▸ **Description of the task**:
Only the pictures are to be left out; set down the rest of the records exactly.

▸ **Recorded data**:

########################################

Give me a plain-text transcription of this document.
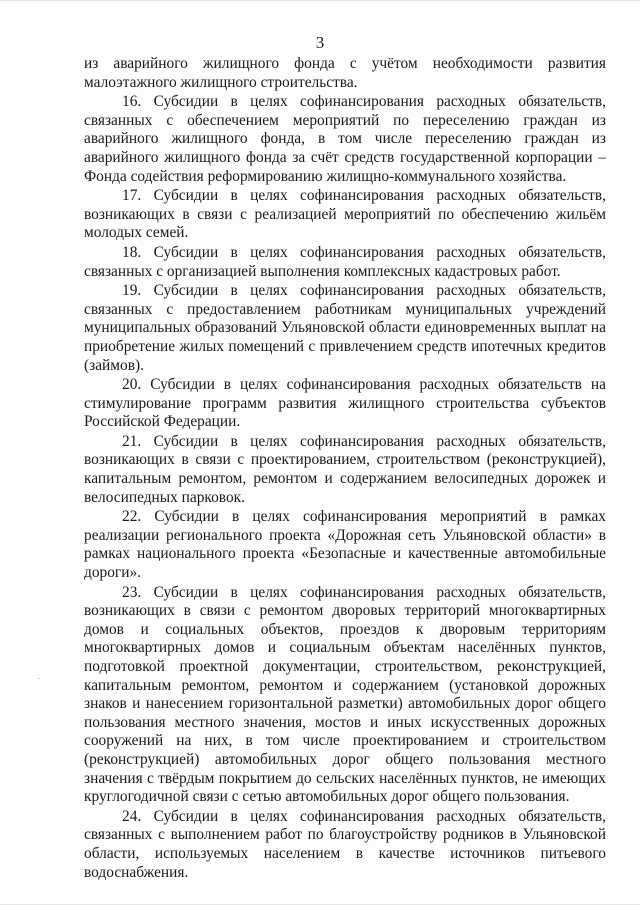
.
3

из аварийного жилищного фонда с учётом необходимости развития малоэтажного жилищного строительства.

16. Субсидии в целях софинансирования расходных обязательств, связанных с обеспечением мероприятий по переселению граждан из аварийного жилищного фонда, в том числе переселению граждан из аварийного жилищного фонда за счёт средств государственной корпорации – Фонда содействия реформированию жилищно-коммунального хозяйства.

17. Субсидии в целях софинансирования расходных обязательств, возникающих в связи с реализацией мероприятий по обеспечению жильём молодых семей.

18. Субсидии в целях софинансирования расходных обязательств, связанных с организацией выполнения комплексных кадастровых работ.

19. Субсидии в целях софинансирования расходных обязательств, связанных с предоставлением работникам муниципальных учреждений муниципальных образований Ульяновской области единовременных выплат на приобретение жилых помещений с привлечением средств ипотечных кредитов (займов).

20. Субсидии в целях софинансирования расходных обязательств на стимулирование программ развития жилищного строительства субъектов Российской Федерации.

21. Субсидии в целях софинансирования расходных обязательств, возникающих в связи с проектированием, строительством (реконструкцией), капитальным ремонтом, ремонтом и содержанием велосипедных дорожек и велосипедных парковок.

22. Субсидии в целях софинансирования мероприятий в рамках реализации регионального проекта «Дорожная сеть Ульяновской области» в рамках национального проекта «Безопасные и качественные автомобильные дороги».

23. Субсидии в целях софинансирования расходных обязательств, возникающих в связи с ремонтом дворовых территорий многоквартирных домов и социальных объектов, проездов к дворовым территориям многоквартирных домов и социальным объектам населённых пунктов, подготовкой проектной документации, строительством, реконструкцией, капитальным ремонтом, ремонтом и содержанием (установкой дорожных знаков и нанесением горизонтальной разметки) автомобильных дорог общего пользования местного значения, мостов и иных искусственных дорожных сооружений на них, в том числе проектированием и строительством (реконструкцией) автомобильных дорог общего пользования местного значения с твёрдым покрытием до сельских населённых пунктов, не имеющих круглогодичной связи с сетью автомобильных дорог общего пользования.

24. Субсидии в целях софинансирования расходных обязательств, связанных с выполнением работ по благоустройству родников в Ульяновской области, используемых населением в качестве источников питьевого водоснабжения.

########################################

▸ **Exercise result**:
Give me a plain-text transcription of this document.
.
3

из аварийного жилищного фонда с учётом необходимости развития малоэтажного жилищного строительства.

16. Субсидии в целях софинансирования расходных обязательств, связанных с обеспечением мероприятий по переселению граждан из аварийного жилищного фонда, в том числе переселению граждан из аварийного жилищного фонда за счёт средств государственной корпорации – Фонда содействия реформированию жилищно-коммунального хозяйства.

17. Субсидии в целях софинансирования расходных обязательств, возникающих в связи с реализацией мероприятий по обеспечению жильём молодых семей.

18. Субсидии в целях софинансирования расходных обязательств, связанных с организацией выполнения комплексных кадастровых работ.

19. Субсидии в целях софинансирования расходных обязательств, связанных с предоставлением работникам муниципальных учреждений муниципальных образований Ульяновской области единовременных выплат на приобретение жилых помещений с привлечением средств ипотечных кредитов (займов).

20. Субсидии в целях софинансирования расходных обязательств на стимулирование программ развития жилищного строительства субъектов Российской Федерации.

21. Субсидии в целях софинансирования расходных обязательств, возникающих в связи с проектированием, строительством (реконструкцией), капитальным ремонтом, ремонтом и содержанием велосипедных дорожек и велосипедных парковок.

22. Субсидии в целях софинансирования мероприятий в рамках реализации регионального проекта «Дорожная сеть Ульяновской области» в рамках национального проекта «Безопасные и качественные автомобильные дороги».

23. Субсидии в целях софинансирования расходных обязательств, возникающих в связи с ремонтом дворовых территорий многоквартирных домов и социальных объектов, проездов к дворовым территориям многоквартирных домов и социальным объектам населённых пунктов, подготовкой проектной документации, строительством, реконструкцией, капитальным ремонтом, ремонтом и содержанием (установкой дорожных знаков и нанесением горизонтальной разметки) автомобильных дорог общего пользования местного значения, мостов и иных искусственных дорожных сооружений на них, в том числе проектированием и строительством (реконструкцией) автомобильных дорог общего пользования местного значения с твёрдым покрытием до сельских населённых пунктов, не имеющих круглогодичной связи с сетью автомобильных дорог общего пользования.

24. Субсидии в целях софинансирования расходных обязательств, связанных с выполнением работ по благоустройству родников в Ульяновской области, используемых населением в качестве источников питьевого водоснабжения.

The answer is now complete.